(Stored dataset items)
* * *
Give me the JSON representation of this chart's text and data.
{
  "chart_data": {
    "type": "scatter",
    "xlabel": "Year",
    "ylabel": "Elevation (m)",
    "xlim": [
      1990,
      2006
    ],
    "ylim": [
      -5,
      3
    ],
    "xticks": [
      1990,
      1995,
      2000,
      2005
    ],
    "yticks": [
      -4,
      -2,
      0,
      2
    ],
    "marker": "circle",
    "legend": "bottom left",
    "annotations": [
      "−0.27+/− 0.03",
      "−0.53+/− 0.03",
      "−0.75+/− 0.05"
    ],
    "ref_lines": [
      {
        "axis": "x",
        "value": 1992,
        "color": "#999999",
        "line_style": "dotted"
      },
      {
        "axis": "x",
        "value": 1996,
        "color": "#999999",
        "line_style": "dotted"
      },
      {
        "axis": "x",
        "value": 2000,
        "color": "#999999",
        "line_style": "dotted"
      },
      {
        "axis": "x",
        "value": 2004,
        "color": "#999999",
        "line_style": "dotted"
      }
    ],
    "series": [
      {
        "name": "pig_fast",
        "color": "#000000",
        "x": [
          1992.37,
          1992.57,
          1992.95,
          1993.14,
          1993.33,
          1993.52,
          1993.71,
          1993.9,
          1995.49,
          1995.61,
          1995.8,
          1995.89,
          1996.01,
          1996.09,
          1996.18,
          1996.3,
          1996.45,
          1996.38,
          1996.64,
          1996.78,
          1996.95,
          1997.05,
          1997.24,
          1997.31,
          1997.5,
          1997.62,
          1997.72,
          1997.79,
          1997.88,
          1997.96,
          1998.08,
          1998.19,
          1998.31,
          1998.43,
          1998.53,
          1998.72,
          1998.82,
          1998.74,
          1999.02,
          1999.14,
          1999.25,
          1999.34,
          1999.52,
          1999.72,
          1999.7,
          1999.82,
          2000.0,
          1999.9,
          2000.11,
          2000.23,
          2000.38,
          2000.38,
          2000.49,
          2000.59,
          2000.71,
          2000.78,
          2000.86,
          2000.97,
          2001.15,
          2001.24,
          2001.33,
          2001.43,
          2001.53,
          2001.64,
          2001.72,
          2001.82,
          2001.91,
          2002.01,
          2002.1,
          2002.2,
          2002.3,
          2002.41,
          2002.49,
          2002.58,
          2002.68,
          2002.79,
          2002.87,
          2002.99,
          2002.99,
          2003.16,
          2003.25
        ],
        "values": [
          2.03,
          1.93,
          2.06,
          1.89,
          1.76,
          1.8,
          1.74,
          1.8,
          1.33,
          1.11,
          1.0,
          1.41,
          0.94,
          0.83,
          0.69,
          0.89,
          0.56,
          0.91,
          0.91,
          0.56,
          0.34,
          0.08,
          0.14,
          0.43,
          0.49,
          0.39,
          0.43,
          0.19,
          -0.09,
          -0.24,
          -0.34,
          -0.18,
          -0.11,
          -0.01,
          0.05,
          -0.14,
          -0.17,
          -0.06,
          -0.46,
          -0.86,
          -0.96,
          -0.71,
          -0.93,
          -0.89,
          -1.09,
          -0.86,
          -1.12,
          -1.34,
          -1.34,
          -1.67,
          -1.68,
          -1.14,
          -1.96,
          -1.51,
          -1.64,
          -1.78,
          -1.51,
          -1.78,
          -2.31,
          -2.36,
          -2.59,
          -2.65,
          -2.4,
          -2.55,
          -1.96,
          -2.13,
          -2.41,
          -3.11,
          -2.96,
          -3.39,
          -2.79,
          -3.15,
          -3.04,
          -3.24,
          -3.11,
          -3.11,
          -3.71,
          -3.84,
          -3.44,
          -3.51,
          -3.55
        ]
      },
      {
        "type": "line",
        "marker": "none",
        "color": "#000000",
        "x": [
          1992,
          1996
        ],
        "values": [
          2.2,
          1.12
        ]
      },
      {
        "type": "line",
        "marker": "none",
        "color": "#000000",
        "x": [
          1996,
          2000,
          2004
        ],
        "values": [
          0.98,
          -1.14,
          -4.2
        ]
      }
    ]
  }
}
* * *
### Stated task
Write out all of the records above exactly as they appear.

### Exercise result
Give me the JSON representation of this chart's text and data.
{
  "chart_data": {
    "type": "scatter",
    "xlabel": "Year",
    "ylabel": "Elevation (m)",
    "xlim": [
      1990,
      2006
    ],
    "ylim": [
      -5,
      3
    ],
    "xticks": [
      1990,
      1995,
      2000,
      2005
    ],
    "yticks": [
      -4,
      -2,
      0,
      2
    ],
    "marker": "circle",
    "legend": "bottom left",
    "annotations": [
      "−0.27+/− 0.03",
      "−0.53+/− 0.03",
      "−0.75+/− 0.05"
    ],
    "ref_lines": [
      {
        "axis": "x",
        "value": 1992,
        "color": "#999999",
        "line_style": "dotted"
      },
      {
        "axis": "x",
        "value": 1996,
        "color": "#999999",
        "line_style": "dotted"
      },
      {
        "axis": "x",
        "value": 2000,
        "color": "#999999",
        "line_style": "dotted"
      },
      {
        "axis": "x",
        "value": 2004,
        "color": "#999999",
        "line_style": "dotted"
      }
    ],
    "series": [
      {
        "name": "pig_fast",
        "color": "#000000",
        "x": [
          1992.37,
          1992.57,
          1992.95,
          1993.14,
          1993.33,
          1993.52,
          1993.71,
          1993.9,
          1995.49,
          1995.61,
          1995.8,
          1995.89,
          1996.01,
          1996.09,
          1996.18,
          1996.3,
          1996.45,
          1996.38,
          1996.64,
          1996.78,
          1996.95,
          1997.05,
          1997.24,
          1997.31,
          1997.5,
          1997.62,
          1997.72,
          1997.79,
          1997.88,
          1997.96,
          1998.08,
          1998.19,
          1998.31,
          1998.43,
          1998.53,
          1998.72,
          1998.82,
          1998.74,
          1999.02,
          1999.14,
          1999.25,
          1999.34,
          1999.52,
          1999.72,
          1999.7,
          1999.82,
          2000.0,
          1999.9,
          2000.11,
          2000.23,
          2000.38,
          2000.38,
          2000.49,
          2000.59,
          2000.71,
          2000.78,
          2000.86,
          2000.97,
          2001.15,
          2001.24,
          2001.33,
          2001.43,
          2001.53,
          2001.64,
          2001.72,
          2001.82,
          2001.91,
          2002.01,
          2002.1,
          2002.2,
          2002.3,
          2002.41,
          2002.49,
          2002.58,
          2002.68,
          2002.79,
          2002.87,
          2002.99,
          2002.99,
          2003.16,
          2003.25
        ],
        "values": [
          2.03,
          1.93,
          2.06,
          1.89,
          1.76,
          1.8,
          1.74,
          1.8,
          1.33,
          1.11,
          1.0,
          1.41,
          0.94,
          0.83,
          0.69,
          0.89,
          0.56,
          0.91,
          0.91,
          0.56,
          0.34,
          0.08,
          0.14,
          0.43,
          0.49,
          0.39,
          0.43,
          0.19,
          -0.09,
          -0.24,
          -0.34,
          -0.18,
          -0.11,
          -0.01,
          0.05,
          -0.14,
          -0.17,
          -0.06,
          -0.46,
          -0.86,
          -0.96,
          -0.71,
          -0.93,
          -0.89,
          -1.09,
          -0.86,
          -1.12,
          -1.34,
          -1.34,
          -1.67,
          -1.68,
          -1.14,
          -1.96,
          -1.51,
          -1.64,
          -1.78,
          -1.51,
          -1.78,
          -2.31,
          -2.36,
          -2.59,
          -2.65,
          -2.4,
          -2.55,
          -1.96,
          -2.13,
          -2.41,
          -3.11,
          -2.96,
          -3.39,
          -2.79,
          -3.15,
          -3.04,
          -3.24,
          -3.11,
          -3.11,
          -3.71,
          -3.84,
          -3.44,
          -3.51,
          -3.55
        ]
      },
      {
        "type": "line",
        "marker": "none",
        "color": "#000000",
        "x": [
          1992,
          1996
        ],
        "values": [
          2.2,
          1.12
        ]
      },
      {
        "type": "line",
        "marker": "none",
        "color": "#000000",
        "x": [
          1996,
          2000,
          2004
        ],
        "values": [
          0.98,
          -1.14,
          -4.2
        ]
      }
    ]
  }
}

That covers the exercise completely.